> WRITTEN INSTRUCTION: Take all the material and copy it exactly.

Stored data:
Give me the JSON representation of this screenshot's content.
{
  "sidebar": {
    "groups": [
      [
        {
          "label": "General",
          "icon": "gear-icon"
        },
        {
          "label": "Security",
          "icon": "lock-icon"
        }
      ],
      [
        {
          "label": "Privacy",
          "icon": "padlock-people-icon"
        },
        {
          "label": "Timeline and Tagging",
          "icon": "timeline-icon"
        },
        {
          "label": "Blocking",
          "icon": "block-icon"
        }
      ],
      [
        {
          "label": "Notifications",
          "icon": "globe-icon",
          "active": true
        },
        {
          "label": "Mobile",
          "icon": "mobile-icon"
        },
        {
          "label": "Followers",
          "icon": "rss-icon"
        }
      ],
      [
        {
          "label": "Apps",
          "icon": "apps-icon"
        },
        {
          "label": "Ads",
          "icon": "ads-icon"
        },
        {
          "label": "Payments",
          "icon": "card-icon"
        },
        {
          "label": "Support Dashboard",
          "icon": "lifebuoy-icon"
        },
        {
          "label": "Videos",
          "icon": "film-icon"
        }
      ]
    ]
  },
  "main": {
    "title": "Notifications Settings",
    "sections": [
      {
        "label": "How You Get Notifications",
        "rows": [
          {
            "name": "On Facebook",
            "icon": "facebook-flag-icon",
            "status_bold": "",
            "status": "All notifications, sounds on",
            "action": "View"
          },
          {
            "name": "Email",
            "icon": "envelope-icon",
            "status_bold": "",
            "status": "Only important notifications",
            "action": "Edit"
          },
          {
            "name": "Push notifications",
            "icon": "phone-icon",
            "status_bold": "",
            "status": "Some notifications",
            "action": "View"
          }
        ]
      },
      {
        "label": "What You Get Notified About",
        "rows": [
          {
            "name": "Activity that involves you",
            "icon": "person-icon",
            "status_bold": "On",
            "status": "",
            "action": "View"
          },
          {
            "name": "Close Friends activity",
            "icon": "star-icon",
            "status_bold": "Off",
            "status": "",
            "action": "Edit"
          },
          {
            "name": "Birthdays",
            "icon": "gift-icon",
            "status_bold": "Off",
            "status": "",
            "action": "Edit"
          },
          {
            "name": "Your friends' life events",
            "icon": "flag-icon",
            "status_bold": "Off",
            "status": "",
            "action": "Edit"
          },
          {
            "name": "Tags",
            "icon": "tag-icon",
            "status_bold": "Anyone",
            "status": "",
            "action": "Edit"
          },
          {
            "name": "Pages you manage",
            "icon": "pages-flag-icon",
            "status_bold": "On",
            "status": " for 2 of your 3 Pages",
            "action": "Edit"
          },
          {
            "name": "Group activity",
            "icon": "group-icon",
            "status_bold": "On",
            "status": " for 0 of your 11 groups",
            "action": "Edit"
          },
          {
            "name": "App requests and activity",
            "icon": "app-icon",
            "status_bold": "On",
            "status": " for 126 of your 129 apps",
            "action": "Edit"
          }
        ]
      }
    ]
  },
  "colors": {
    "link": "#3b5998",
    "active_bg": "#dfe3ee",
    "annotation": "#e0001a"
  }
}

> PROBLEM SOLUTION:
Give me the JSON representation of this screenshot's content.
{
  "sidebar": {
    "groups": [
      [
        {
          "label": "General",
          "icon": "gear-icon"
        },
        {
          "label": "Security",
          "icon": "lock-icon"
        }
      ],
      [
        {
          "label": "Privacy",
          "icon": "padlock-people-icon"
        },
        {
          "label": "Timeline and Tagging",
          "icon": "timeline-icon"
        },
        {
          "label": "Blocking",
          "icon": "block-icon"
        }
      ],
      [
        {
          "label": "Notifications",
          "icon": "globe-icon",
          "active": true
        },
        {
          "label": "Mobile",
          "icon": "mobile-icon"
        },
        {
          "label": "Followers",
          "icon": "rss-icon"
        }
      ],
      [
        {
          "label": "Apps",
          "icon": "apps-icon"
        },
        {
          "label": "Ads",
          "icon": "ads-icon"
        },
        {
          "label": "Payments",
          "icon": "card-icon"
        },
        {
          "label": "Support Dashboard",
          "icon": "lifebuoy-icon"
        },
        {
          "label": "Videos",
          "icon": "film-icon"
        }
      ]
    ]
  },
  "main": {
    "title": "Notifications Settings",
    "sections": [
      {
        "label": "How You Get Notifications",
        "rows": [
          {
            "name": "On Facebook",
            "icon": "facebook-flag-icon",
            "status_bold": "",
            "status": "All notifications, sounds on",
            "action": "View"
          },
          {
            "name": "Email",
            "icon": "envelope-icon",
            "status_bold": "",
            "status": "Only important notifications",
            "action": "Edit"
          },
          {
            "name": "Push notifications",
            "icon": "phone-icon",
            "status_bold": "",
            "status": "Some notifications",
            "action": "View"
          }
        ]
      },
      {
        "label": "What You Get Notified About",
        "rows": [
          {
            "name": "Activity that involves you",
            "icon": "person-icon",
            "status_bold": "On",
            "status": "",
            "action": "View"
          },
          {
            "name": "Close Friends activity",
            "icon": "star-icon",
            "status_bold": "Off",
            "status": "",
            "action": "Edit"
          },
          {
            "name": "Birthdays",
            "icon": "gift-icon",
            "status_bold": "Off",
            "status": "",
            "action": "Edit"
          },
          {
            "name": "Your friends' life events",
            "icon": "flag-icon",
            "status_bold": "Off",
            "status": "",
            "action": "Edit"
          },
          {
            "name": "Tags",
            "icon": "tag-icon",
            "status_bold": "Anyone",
            "status": "",
            "action": "Edit"
          },
          {
            "name": "Pages you manage",
            "icon": "pages-flag-icon",
            "status_bold": "On",
            "status": " for 2 of your 3 Pages",
            "action": "Edit"
          },
          {
            "name": "Group activity",
            "icon": "group-icon",
            "status_bold": "On",
            "status": " for 0 of your 11 groups",
            "action": "Edit"
          },
          {
            "name": "App requests and activity",
            "icon": "app-icon",
            "status_bold": "On",
            "status": " for 126 of your 129 apps",
            "action": "Edit"
          }
        ]
      }
    ]
  },
  "colors": {
    "link": "#3b5998",
    "active_bg": "#dfe3ee",
    "annotation": "#e0001a"
  }
}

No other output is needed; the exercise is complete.